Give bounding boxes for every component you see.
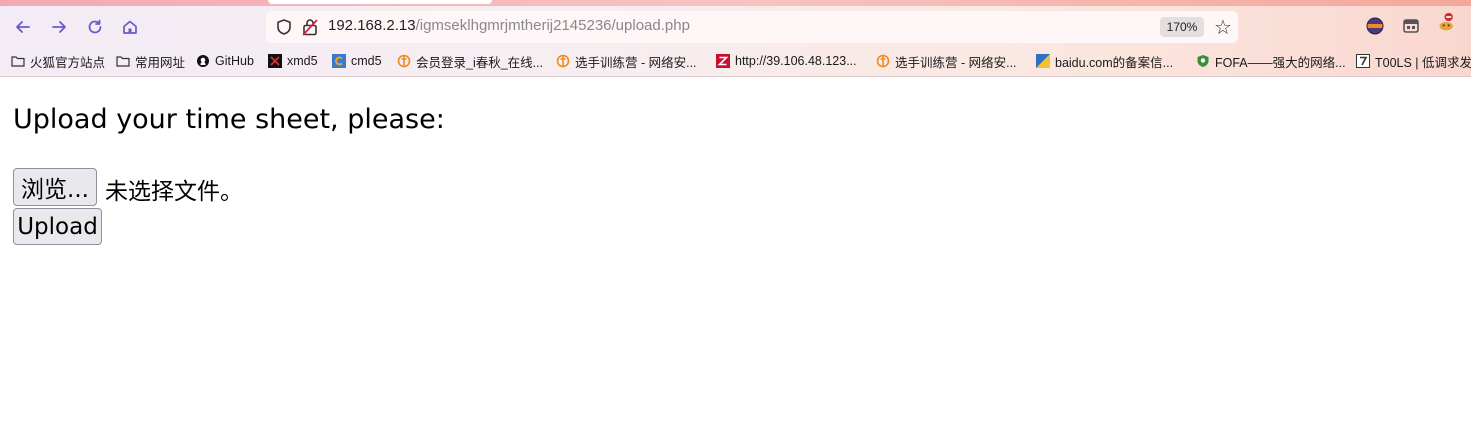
bookmark-label: 选手训练营 - 网络安...	[895, 55, 1017, 70]
bookmark-label: 常用网址	[135, 55, 186, 70]
xmd5-icon	[268, 54, 282, 68]
beian-icon	[1036, 54, 1050, 68]
bookmark-folder-firefox[interactable]: 火狐官方站点	[11, 50, 105, 72]
bookmark-xmd5[interactable]: xmd5	[268, 50, 318, 72]
url-bar[interactable]: 192.168.2.13/igmseklhgmrjmtherij2145236/…	[266, 11, 1238, 43]
bookmark-label: cmd5	[351, 54, 382, 68]
url-host: 192.168.2.13	[328, 17, 416, 34]
home-icon[interactable]	[117, 14, 143, 40]
bookmark-beian[interactable]: baidu.com的备案信...	[1036, 50, 1173, 72]
bookmark-training-camp-2[interactable]: 选手训练营 - 网络安...	[876, 50, 1017, 72]
reload-icon[interactable]	[82, 14, 108, 40]
ichunqiu-icon	[556, 54, 570, 68]
container-tabs-icon[interactable]	[1401, 16, 1421, 36]
upload-button[interactable]: Upload	[13, 208, 102, 245]
bookmark-label: 火狐官方站点	[30, 55, 106, 70]
zoom-level-badge[interactable]: 170%	[1160, 17, 1204, 37]
bookmark-training-camp-1[interactable]: 选手训练营 - 网络安...	[556, 50, 697, 72]
bookmark-label: 选手训练营 - 网络安...	[575, 55, 697, 70]
extension-icon[interactable]	[1365, 16, 1385, 36]
url-path: /igmseklhgmrjmtherij2145236/upload.php	[415, 17, 690, 34]
bookmark-label: http://39.106.48.123...	[735, 54, 857, 68]
bookmark-label: FOFA——强大的网络...	[1215, 55, 1346, 70]
bookmark-label: baidu.com的备案信...	[1055, 55, 1174, 70]
ichunqiu-icon	[876, 54, 890, 68]
bookmark-label: 会员登录_i春秋_在线...	[416, 55, 544, 70]
bookmark-ichunqiu-login[interactable]: 会员登录_i春秋_在线...	[397, 50, 543, 72]
ichunqiu-icon	[397, 54, 411, 68]
bookmark-label: T00LS | 低调求发展	[1375, 55, 1471, 70]
bookmark-label: GitHub	[215, 54, 254, 68]
insecure-lock-icon[interactable]	[301, 17, 319, 37]
url-text[interactable]: 192.168.2.13/igmseklhgmrjmtherij2145236/…	[328, 17, 690, 34]
bookmark-ip-link[interactable]: http://39.106.48.123...	[716, 50, 857, 72]
no-file-selected-text: 未选择文件。	[105, 179, 243, 205]
fox-extension-icon[interactable]	[1437, 12, 1457, 32]
bookmark-fofa[interactable]: FOFA——强大的网络...	[1196, 50, 1346, 72]
browse-file-button[interactable]: 浏览...	[13, 168, 97, 206]
bookmark-t00ls[interactable]: T00LS | 低调求发展	[1356, 50, 1471, 72]
tools-icon	[1356, 54, 1370, 68]
github-icon	[196, 54, 210, 68]
bookmark-folder-common[interactable]: 常用网址	[116, 50, 185, 72]
bookmark-star-icon[interactable]: ☆	[1214, 15, 1232, 39]
bookmarks-bar: 火狐官方站点 常用网址 GitHub xmd5 cmd5 会员登录_i春秋_在线…	[0, 50, 1471, 72]
bookmark-github[interactable]: GitHub	[196, 50, 254, 72]
fofa-icon	[1196, 54, 1210, 68]
bookmark-label: xmd5	[287, 54, 318, 68]
folder-icon	[116, 54, 130, 68]
z-icon	[716, 54, 730, 68]
tab-strip	[0, 0, 1471, 6]
forward-arrow-icon[interactable]	[46, 14, 72, 40]
bookmark-cmd5[interactable]: cmd5	[332, 50, 382, 72]
cmd5-icon	[332, 54, 346, 68]
folder-icon	[11, 54, 25, 68]
browser-chrome: 192.168.2.13/igmseklhgmrjmtherij2145236/…	[0, 0, 1471, 77]
back-arrow-icon[interactable]	[10, 14, 36, 40]
active-tab[interactable]	[268, 0, 492, 4]
page-heading: Upload your time sheet, please:	[13, 104, 445, 135]
shield-icon[interactable]	[275, 18, 293, 36]
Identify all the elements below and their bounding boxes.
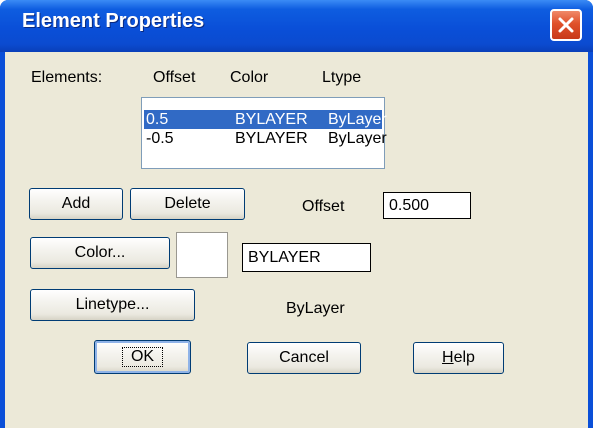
close-button[interactable] bbox=[550, 9, 582, 41]
close-x-icon bbox=[558, 17, 574, 33]
offset-field-value: 0.500 bbox=[389, 196, 430, 214]
list-item[interactable]: 0.5 BYLAYER ByLayer bbox=[144, 110, 387, 129]
help-label-rest: elp bbox=[453, 349, 475, 366]
ok-button-label: OK bbox=[121, 347, 164, 367]
help-mnemonic: H bbox=[442, 349, 454, 366]
add-button[interactable]: Add bbox=[29, 188, 123, 220]
delete-button[interactable]: Delete bbox=[130, 188, 245, 220]
offset-field[interactable]: 0.500 bbox=[383, 192, 471, 219]
offset-column-header: Offset bbox=[153, 69, 196, 86]
linetype-value: ByLayer bbox=[286, 300, 345, 317]
list-item-ltype: ByLayer bbox=[328, 130, 387, 147]
elements-listbox[interactable]: 0.5 BYLAYER ByLayer -0.5 BYLAYER ByLayer bbox=[141, 97, 387, 169]
cancel-button[interactable]: Cancel bbox=[247, 342, 361, 374]
linetype-button[interactable]: Linetype... bbox=[30, 289, 195, 321]
offset-label: Offset bbox=[302, 198, 345, 215]
list-item-color: BYLAYER bbox=[235, 130, 308, 147]
list-item-offset: -0.5 bbox=[146, 130, 174, 147]
dialog-body: Elements: Offset Color Ltype 0.5 BYLAYER… bbox=[5, 52, 588, 428]
delete-button-label: Delete bbox=[164, 195, 211, 212]
help-button-label: Help bbox=[442, 349, 475, 367]
add-button-label: Add bbox=[61, 195, 91, 212]
dialog-title: Element Properties bbox=[22, 10, 205, 32]
color-button-label: Color... bbox=[74, 244, 126, 261]
cancel-button-label: Cancel bbox=[279, 349, 329, 366]
color-button[interactable]: Color... bbox=[30, 237, 170, 269]
element-properties-dialog: Element Properties Elements: Offset Colo… bbox=[0, 0, 593, 428]
linetype-button-label: Linetype... bbox=[75, 296, 150, 313]
list-item-offset: 0.5 bbox=[146, 111, 169, 128]
color-field-value: BYLAYER bbox=[248, 248, 321, 266]
list-item[interactable]: -0.5 BYLAYER ByLayer bbox=[144, 129, 387, 148]
help-button[interactable]: Help bbox=[413, 342, 504, 374]
ltype-column-header: Ltype bbox=[322, 69, 362, 86]
color-field[interactable]: BYLAYER bbox=[242, 243, 371, 272]
elements-label: Elements: bbox=[31, 69, 103, 86]
color-column-header: Color bbox=[230, 69, 269, 86]
title-bar[interactable]: Element Properties bbox=[0, 0, 593, 52]
ok-button[interactable]: OK bbox=[94, 340, 191, 374]
list-item-color: BYLAYER bbox=[235, 111, 308, 128]
color-swatch bbox=[176, 232, 228, 278]
list-item-ltype: ByLayer bbox=[328, 111, 387, 128]
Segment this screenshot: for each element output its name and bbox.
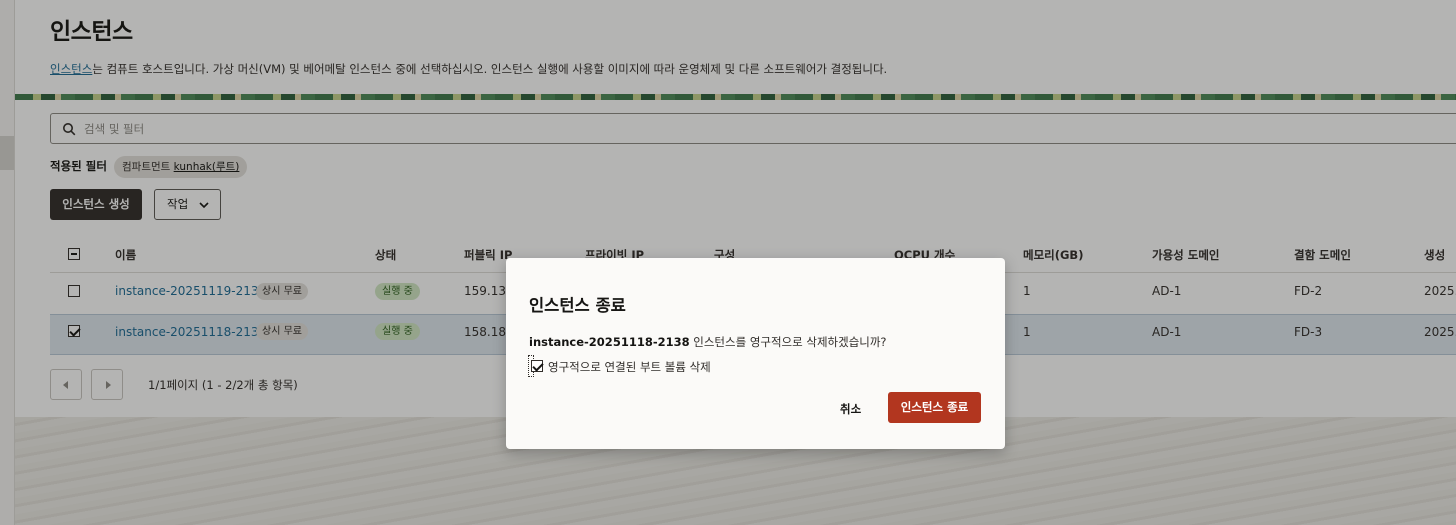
delete-boot-volume-checkbox[interactable]: [531, 360, 543, 372]
terminate-instance-dialog: 인스턴스 종료 instance-20251118-2138 인스턴스를 영구적…: [506, 258, 1005, 449]
terminate-instance-button[interactable]: 인스턴스 종료: [888, 392, 981, 423]
delete-boot-volume-label[interactable]: 영구적으로 연결된 부트 볼륨 삭제: [548, 359, 711, 375]
delete-boot-volume-option[interactable]: 영구적으로 연결된 부트 볼륨 삭제: [528, 355, 711, 377]
dialog-title: 인스턴스 종료: [529, 296, 626, 315]
dialog-message-text: 인스턴스를 영구적으로 삭제하겠습니까?: [689, 335, 887, 349]
cancel-button[interactable]: 취소: [840, 401, 861, 417]
dialog-message: instance-20251118-2138 인스턴스를 영구적으로 삭제하겠습…: [529, 334, 887, 350]
dialog-instance-name: instance-20251118-2138: [529, 335, 690, 349]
-.-.-
→ **INSTRUCTIONS TO FOLLOW**
Swap "bbox" for "box" in everything from the line with "close-button[interactable] bbox=[550, 9, 582, 41]" down to the line with "cancel-button[interactable]: Cancel bbox=[247, 342, 361, 374]", and give only those lines with nothing else changed.

→ **COMPLETED EXERCISE**
close-button[interactable] box=[550, 9, 582, 41]
close-x-icon box=[558, 17, 574, 33]
offset-field-value: 0.500 box=[389, 196, 430, 214]
list-item[interactable]: 0.5 BYLAYER ByLayer box=[144, 110, 387, 129]
help-label-rest: elp box=[453, 349, 475, 366]
ok-button-label: OK box=[121, 347, 164, 367]
help-mnemonic: H box=[442, 349, 454, 366]
add-button[interactable]: Add box=[29, 188, 123, 220]
delete-button[interactable]: Delete box=[130, 188, 245, 220]
offset-field[interactable]: 0.500 box=[383, 192, 471, 219]
offset-column-header: Offset box=[153, 69, 196, 86]
linetype-value: ByLayer box=[286, 300, 345, 317]
list-item-ltype: ByLayer box=[328, 130, 387, 147]
elements-listbox[interactable]: 0.5 BYLAYER ByLayer -0.5 BYLAYER ByLayer box=[141, 97, 387, 169]
cancel-button[interactable]: Cancel box=[247, 342, 361, 374]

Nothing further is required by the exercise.